- What the exercise asks -
All the data below goes into the copy word for word, but the pictures don't.

- Extracted data entries -
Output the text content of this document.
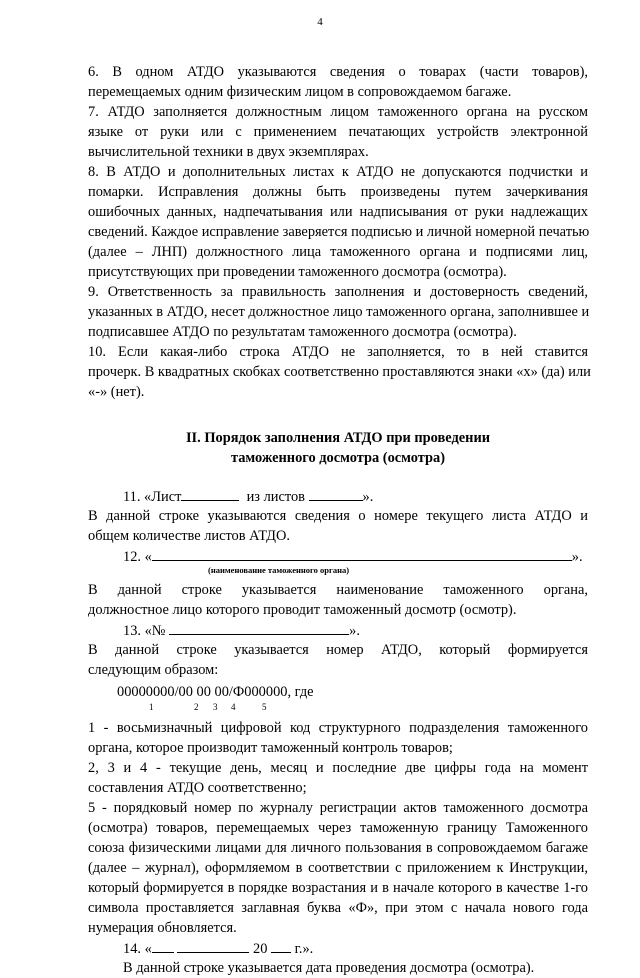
4
6. В одном АТДО указываются сведения о товарах (части товаров),
перемещаемых одним физическим лицом в сопровождаемом багаже.
7. АТДО заполняется должностным лицом таможенного органа на русском
языке от руки или с применением печатающих устройств электронной
вычислительной техники в двух экземплярах.
8. В АТДО и дополнительных листах к АТДО не допускаются подчистки и
помарки. Исправления должны быть произведены путем зачеркивания
ошибочных данных, надпечатывания или надписывания от руки надлежащих
сведений. Каждое исправление заверяется подписью и личной номерной печатью
(далее – ЛНП) должностного лица таможенного органа и подписями лиц,
присутствующих при проведении таможенного досмотра (осмотра).
9. Ответственность за правильность заполнения и достоверность сведений,
указанных в АТДО, несет должностное лицо таможенного органа, заполнившее и
подписавшее АТДО по результатам таможенного досмотра (осмотра).
10. Если какая-либо строка АТДО не заполняется, то в ней ставится
прочерк. В квадратных скобках соответственно проставляются знаки «х» (да) или
«-» (нет).
II. Порядок заполнения АТДО при проведении
таможенного досмотра (осмотра)
11. «Лист	из листов	».
В данной строке указываются сведения о номере текущего листа АТДО и
общем количестве листов АТДО.
12. «	».
(наименование таможенного органа)
В данной строке указывается наименование таможенного органа,
должностное лицо которого проводит таможенный досмотр (осмотр).
13. «№	».
В данной строке указывается номер АТДО, который формируется
следующим образом:
00000000/00 00 00/Ф000000, где
1	2 3 4	5
1 - восьмизначный цифровой код структурного подразделения таможенного
органа, которое производит таможенный контроль товаров;
2, 3 и 4 - текущие день, месяц и последние две цифры года на момент
составления АТДО соответственно;
5 - порядковый номер по журналу регистрации актов таможенного досмотра
(осмотра) товаров, перемещаемых через таможенную границу Таможенного
союза физическими лицами для личного пользования в сопровождаемом багаже
(далее – журнал), оформляемом в соответствии с приложением к Инструкции,
который формируется в порядке возрастания и в начале которого в качестве 1-го
символа проставляется заглавная буква «Ф», при этом с начала нового года
нумерация обновляется.
14. «	20 г.».
В данной строке указывается дата проведения досмотра (осмотра).
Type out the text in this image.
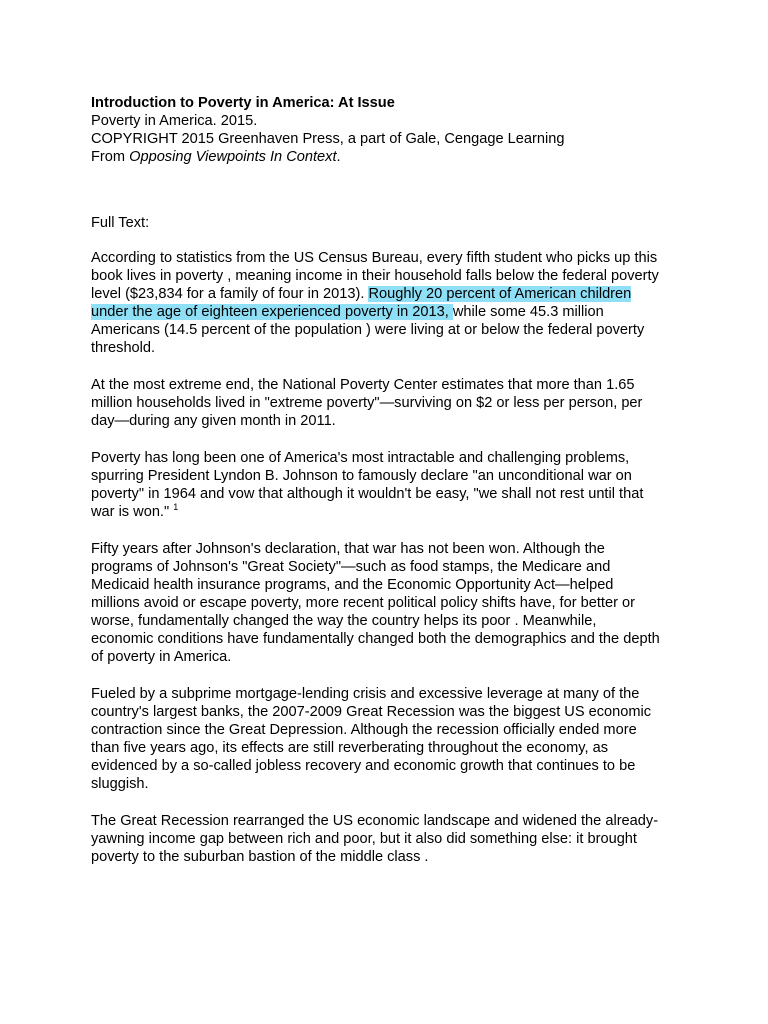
Introduction to Poverty in America: At Issue
Poverty in America. 2015.
COPYRIGHT 2015 Greenhaven Press, a part of Gale, Cengage Learning
From Opposing Viewpoints In Context.
Full Text:
According to statistics from the US Census Bureau, every fifth student who picks up this
book lives in poverty , meaning income in their household falls below the federal poverty
level ($23,834 for a family of four in 2013). Roughly 20 percent of American children
under the age of eighteen experienced poverty in 2013, while some 45.3 million
Americans (14.5 percent of the population ) were living at or below the federal poverty
threshold.
At the most extreme end, the National Poverty Center estimates that more than 1.65
million households lived in "extreme poverty"—surviving on $2 or less per person, per
day—during any given month in 2011.
Poverty has long been one of America's most intractable and challenging problems,
spurring President Lyndon B. Johnson to famously declare "an unconditional war on
poverty" in 1964 and vow that although it wouldn't be easy, "we shall not rest until that
war is won." $^1$
Fifty years after Johnson's declaration, that war has not been won. Although the
programs of Johnson's "Great Society"—such as food stamps, the Medicare and
Medicaid health insurance programs, and the Economic Opportunity Act—helped
millions avoid or escape poverty, more recent political policy shifts have, for better or
worse, fundamentally changed the way the country helps its poor . Meanwhile,
economic conditions have fundamentally changed both the demographics and the depth
of poverty in America.
Fueled by a subprime mortgage-lending crisis and excessive leverage at many of the
country's largest banks, the 2007-2009 Great Recession was the biggest US economic
contraction since the Great Depression. Although the recession officially ended more
than five years ago, its effects are still reverberating throughout the economy, as
evidenced by a so-called jobless recovery and economic growth that continues to be
sluggish.
The Great Recession rearranged the US economic landscape and widened the already-
yawning income gap between rich and poor, but it also did something else: it brought
poverty to the suburban bastion of the middle class .
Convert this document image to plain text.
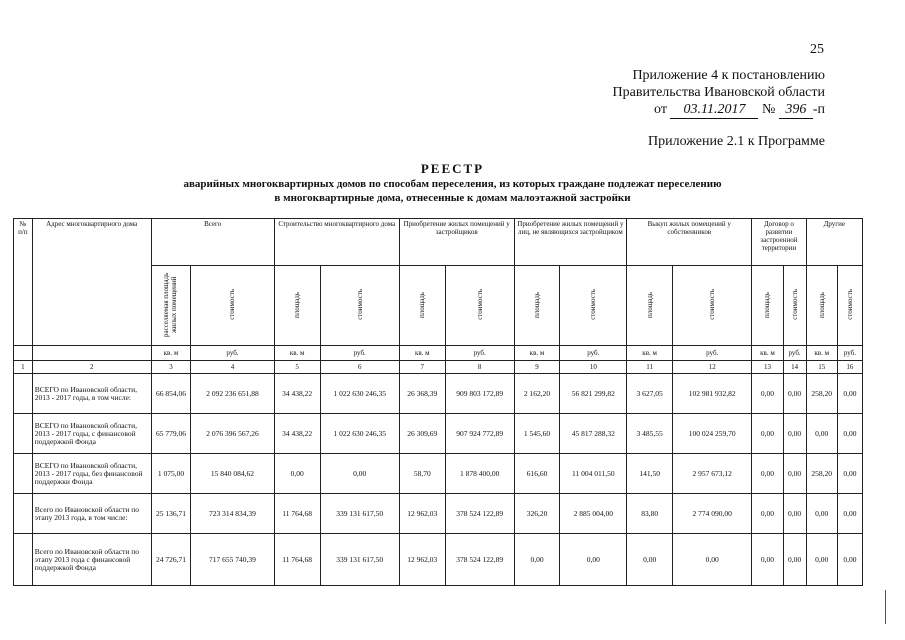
25
Приложение 4 к постановлению
Правительства Ивановской области
от 03.11.2017 № 396 -п
Приложение 2.1 к Программе
РЕЕСТР
аварийных многоквартирных домов по способам переселения, из которых граждане подлежат переселению
в многоквартирные дома, отнесенные к домам малоэтажной застройки
№ п/п	Адрес многоквартирного дома	Всего		Строительство многоквартирного дома		Приобретение жилых помещений у застройщиков		Приобретение жилых помещений у лиц, не являющихся застройщиком		Выкуп жилых помещений у собственников		Договор о развитии застроенной территории		Другие	
		расселяемая площадь жилых помещений	стоимость	площадь	стоимость	площадь	стоимость	площадь	стоимость	площадь	стоимость	площадь	стоимость	площадь	стоимость
		кв. м	руб.	кв. м	руб.	кв. м	руб.	кв. м	руб.	кв. м	руб.	кв. м	руб.	кв. м	руб.
1	2	3	4	5	6	7	8	9	10	11	12	13	14	15	16
	ВСЕГО по Ивановской области, 2013 - 2017 годы, в том числе:	66 854,06	2 092 236 651,88	34 438,22	1 022 630 246,35	26 368,39	909 803 172,89	2 162,20	56 821 299,82	3 627,05	102 981 932,82	0,00	0,00	258,20	0,00
	ВСЕГО по Ивановской области, 2013 - 2017 годы, с финансовой поддержкой Фонда	65 779,06	2 076 396 567,26	34 438,22	1 022 630 246,35	26 309,69	907 924 772,89	1 545,60	45 817 288,32	3 485,55	100 024 259,70	0,00	0,00	0,00	0,00
	ВСЕГО по Ивановской области, 2013 - 2017 годы, без финансовой поддержки Фонда	1 075,00	15 840 084,62	0,00	0,00	58,70	1 878 400,00	616,60	11 004 011,50	141,50	2 957 673,12	0,00	0,00	258,20	0,00
	Всего по Ивановской области по этапу 2013 года, в том числе:	25 136,71	723 314 834,39	11 764,68	339 131 617,50	12 962,03	378 524 122,89	326,20	2 885 004,00	83,80	2 774 090,00	0,00	0,00	0,00	0,00
	Всего по Ивановской области по этапу 2013 года с финансовой поддержкой Фонда	24 726,71	717 655 740,39	11 764,68	339 131 617,50	12 962,03	378 524 122,89	0,00	0,00	0,00	0,00	0,00	0,00	0,00	0,00
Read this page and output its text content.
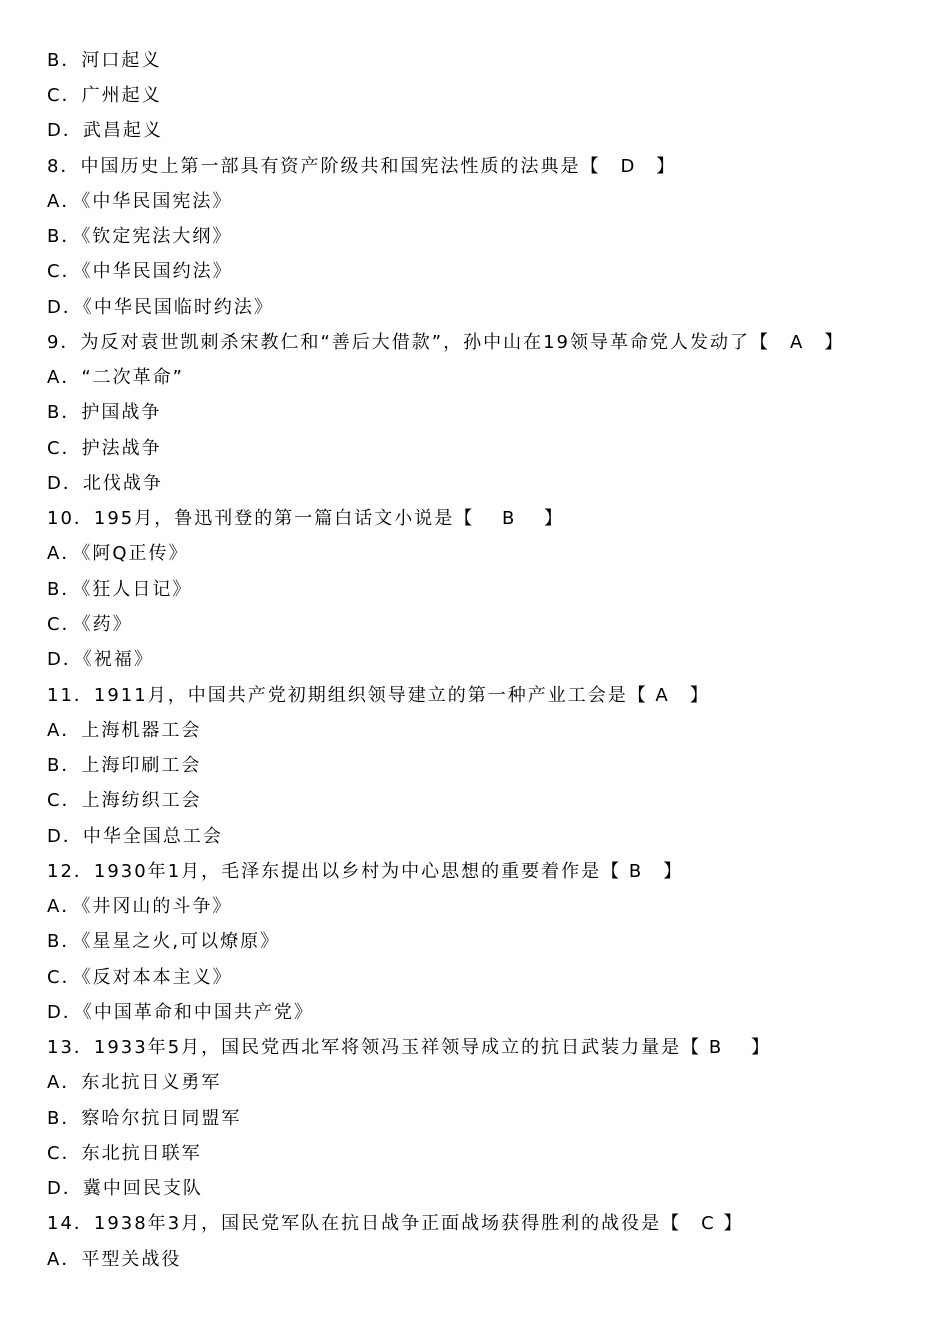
B．河口起义
C．广州起义
D．武昌起义
8．中国历史上第一部具有资产阶级共和国宪法性质的法典是【　D　】
A．《中华民国宪法》
B．《钦定宪法大纲》
C．《中华民国约法》
D．《中华民国临时约法》
9．为反对袁世凯刺杀宋教仁和“善后大借款”，孙中山在19领导革命党人发动了【　A　】
A．“二次革命”
B．护国战争
C．护法战争
D．北伐战争
10．195月，鲁迅刊登的第一篇白话文小说是【　 B　 】
A．《阿Q正传》
B．《狂人日记》
C．《药》
D．《祝福》
11．1911月，中国共产党初期组织领导建立的第一种产业工会是【 A　】
A．上海机器工会
B．上海印刷工会
C．上海纺织工会
D．中华全国总工会
12．1930年1月，毛泽东提出以乡村为中心思想的重要着作是【 B　】
A．《井冈山的斗争》
B．《星星之火,可以燎原》
C．《反对本本主义》
D．《中国革命和中国共产党》
13．1933年5月，国民党西北军将领冯玉祥领导成立的抗日武装力量是【 B　 】
A．东北抗日义勇军
B．察哈尔抗日同盟军
C．东北抗日联军
D．冀中回民支队
14．1938年3月，国民党军队在抗日战争正面战场获得胜利的战役是【　C 】
A．平型关战役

- Written solution -
Output the text content of this document.
4
6. В одном АТДО указываются сведения о товарах (части товаров),
перемещаемых одним физическим лицом в сопровождаемом багаже.
7. АТДО заполняется должностным лицом таможенного органа на русском
языке от руки или с применением печатающих устройств электронной
вычислительной техники в двух экземплярах.
8. В АТДО и дополнительных листах к АТДО не допускаются подчистки и
помарки. Исправления должны быть произведены путем зачеркивания
ошибочных данных, надпечатывания или надписывания от руки надлежащих
сведений. Каждое исправление заверяется подписью и личной номерной печатью
(далее – ЛНП) должностного лица таможенного органа и подписями лиц,
присутствующих при проведении таможенного досмотра (осмотра).
9. Ответственность за правильность заполнения и достоверность сведений,
указанных в АТДО, несет должностное лицо таможенного органа, заполнившее и
подписавшее АТДО по результатам таможенного досмотра (осмотра).
10. Если какая-либо строка АТДО не заполняется, то в ней ставится
прочерк. В квадратных скобках соответственно проставляются знаки «х» (да) или
«-» (нет).
II. Порядок заполнения АТДО при проведении
таможенного досмотра (осмотра)
11. «Лист	из листов	».
В данной строке указываются сведения о номере текущего листа АТДО и
общем количестве листов АТДО.
12. «	».
(наименование таможенного органа)
В данной строке указывается наименование таможенного органа,
должностное лицо которого проводит таможенный досмотр (осмотр).
13. «№	».
В данной строке указывается номер АТДО, который формируется
следующим образом:
00000000/00 00 00/Ф000000, где
1	2 3 4	5
1 - восьмизначный цифровой код структурного подразделения таможенного
органа, которое производит таможенный контроль товаров;
2, 3 и 4 - текущие день, месяц и последние две цифры года на момент
составления АТДО соответственно;
5 - порядковый номер по журналу регистрации актов таможенного досмотра
(осмотра) товаров, перемещаемых через таможенную границу Таможенного
союза физическими лицами для личного пользования в сопровождаемом багаже
(далее – журнал), оформляемом в соответствии с приложением к Инструкции,
который формируется в порядке возрастания и в начале которого в качестве 1-го
символа проставляется заглавная буква «Ф», при этом с начала нового года
нумерация обновляется.
14. «	20 г.».
В данной строке указывается дата проведения досмотра (осмотра).
Type out the text in this image.
Introduction to Poverty in America: At Issue
Poverty in America. 2015.
COPYRIGHT 2015 Greenhaven Press, a part of Gale, Cengage Learning
From Opposing Viewpoints In Context.
Full Text:
According to statistics from the US Census Bureau, every fifth student who picks up this
book lives in poverty , meaning income in their household falls below the federal poverty
level ($23,834 for a family of four in 2013). Roughly 20 percent of American children
under the age of eighteen experienced poverty in 2013, while some 45.3 million
Americans (14.5 percent of the population ) were living at or below the federal poverty
threshold.
At the most extreme end, the National Poverty Center estimates that more than 1.65
million households lived in "extreme poverty"—surviving on $2 or less per person, per
day—during any given month in 2011.
Poverty has long been one of America's most intractable and challenging problems,
spurring President Lyndon B. Johnson to famously declare "an unconditional war on
poverty" in 1964 and vow that although it wouldn't be easy, "we shall not rest until that
war is won." $^1$
Fifty years after Johnson's declaration, that war has not been won. Although the
programs of Johnson's "Great Society"—such as food stamps, the Medicare and
Medicaid health insurance programs, and the Economic Opportunity Act—helped
millions avoid or escape poverty, more recent political policy shifts have, for better or
worse, fundamentally changed the way the country helps its poor . Meanwhile,
economic conditions have fundamentally changed both the demographics and the depth
of poverty in America.
Fueled by a subprime mortgage-lending crisis and excessive leverage at many of the
country's largest banks, the 2007-2009 Great Recession was the biggest US economic
contraction since the Great Depression. Although the recession officially ended more
than five years ago, its effects are still reverberating throughout the economy, as
evidenced by a so-called jobless recovery and economic growth that continues to be
sluggish.
The Great Recession rearranged the US economic landscape and widened the already-
yawning income gap between rich and poor, but it also did something else: it brought
poverty to the suburban bastion of the middle class .
Convert this document image to plain text.
25
Приложение 4 к постановлению
Правительства Ивановской области
от 03.11.2017 № 396 -п
Приложение 2.1 к Программе
РЕЕСТР
аварийных многоквартирных домов по способам переселения, из которых граждане подлежат переселению
в многоквартирные дома, отнесенные к домам малоэтажной застройки
№ п/п	Адрес многоквартирного дома	Всего		Строительство многоквартирного дома		Приобретение жилых помещений у застройщиков		Приобретение жилых помещений у лиц, не являющихся застройщиком		Выкуп жилых помещений у собственников		Договор о развитии застроенной территории		Другие	
		расселяемая площадь жилых помещений	стоимость	площадь	стоимость	площадь	стоимость	площадь	стоимость	площадь	стоимость	площадь	стоимость	площадь	стоимость
		кв. м	руб.	кв. м	руб.	кв. м	руб.	кв. м	руб.	кв. м	руб.	кв. м	руб.	кв. м	руб.
1	2	3	4	5	6	7	8	9	10	11	12	13	14	15	16
	ВСЕГО по Ивановской области, 2013 - 2017 годы, в том числе:	66 854,06	2 092 236 651,88	34 438,22	1 022 630 246,35	26 368,39	909 803 172,89	2 162,20	56 821 299,82	3 627,05	102 981 932,82	0,00	0,00	258,20	0,00
	ВСЕГО по Ивановской области, 2013 - 2017 годы, с финансовой поддержкой Фонда	65 779,06	2 076 396 567,26	34 438,22	1 022 630 246,35	26 309,69	907 924 772,89	1 545,60	45 817 288,32	3 485,55	100 024 259,70	0,00	0,00	0,00	0,00
	ВСЕГО по Ивановской области, 2013 - 2017 годы, без финансовой поддержки Фонда	1 075,00	15 840 084,62	0,00	0,00	58,70	1 878 400,00	616,60	11 004 011,50	141,50	2 957 673,12	0,00	0,00	258,20	0,00
	Всего по Ивановской области по этапу 2013 года, в том числе:	25 136,71	723 314 834,39	11 764,68	339 131 617,50	12 962,03	378 524 122,89	326,20	2 885 004,00	83,80	2 774 090,00	0,00	0,00	0,00	0,00
	Всего по Ивановской области по этапу 2013 года с финансовой поддержкой Фонда	24 726,71	717 655 740,39	11 764,68	339 131 617,50	12 962,03	378 524 122,89	0,00	0,00	0,00	0,00	0,00	0,00	0,00	0,00
Read this page and output its text content.
B．河口起义
C．广州起义
D．武昌起义
8．中国历史上第一部具有资产阶级共和国宪法性质的法典是【　D　】
A．《中华民国宪法》
B．《钦定宪法大纲》
C．《中华民国约法》
D．《中华民国临时约法》
9．为反对袁世凯刺杀宋教仁和“善后大借款”，孙中山在19领导革命党人发动了【　A　】
A．“二次革命”
B．护国战争
C．护法战争
D．北伐战争
10．195月，鲁迅刊登的第一篇白话文小说是【　 B　 】
A．《阿Q正传》
B．《狂人日记》
C．《药》
D．《祝福》
11．1911月，中国共产党初期组织领导建立的第一种产业工会是【 A　】
A．上海机器工会
B．上海印刷工会
C．上海纺织工会
D．中华全国总工会
12．1930年1月，毛泽东提出以乡村为中心思想的重要着作是【 B　】
A．《井冈山的斗争》
B．《星星之火,可以燎原》
C．《反对本本主义》
D．《中国革命和中国共产党》
13．1933年5月，国民党西北军将领冯玉祥领导成立的抗日武装力量是【 B　 】
A．东北抗日义勇军
B．察哈尔抗日同盟军
C．东北抗日联军
D．冀中回民支队
14．1938年3月，国民党军队在抗日战争正面战场获得胜利的战役是【　C 】
A．平型关战役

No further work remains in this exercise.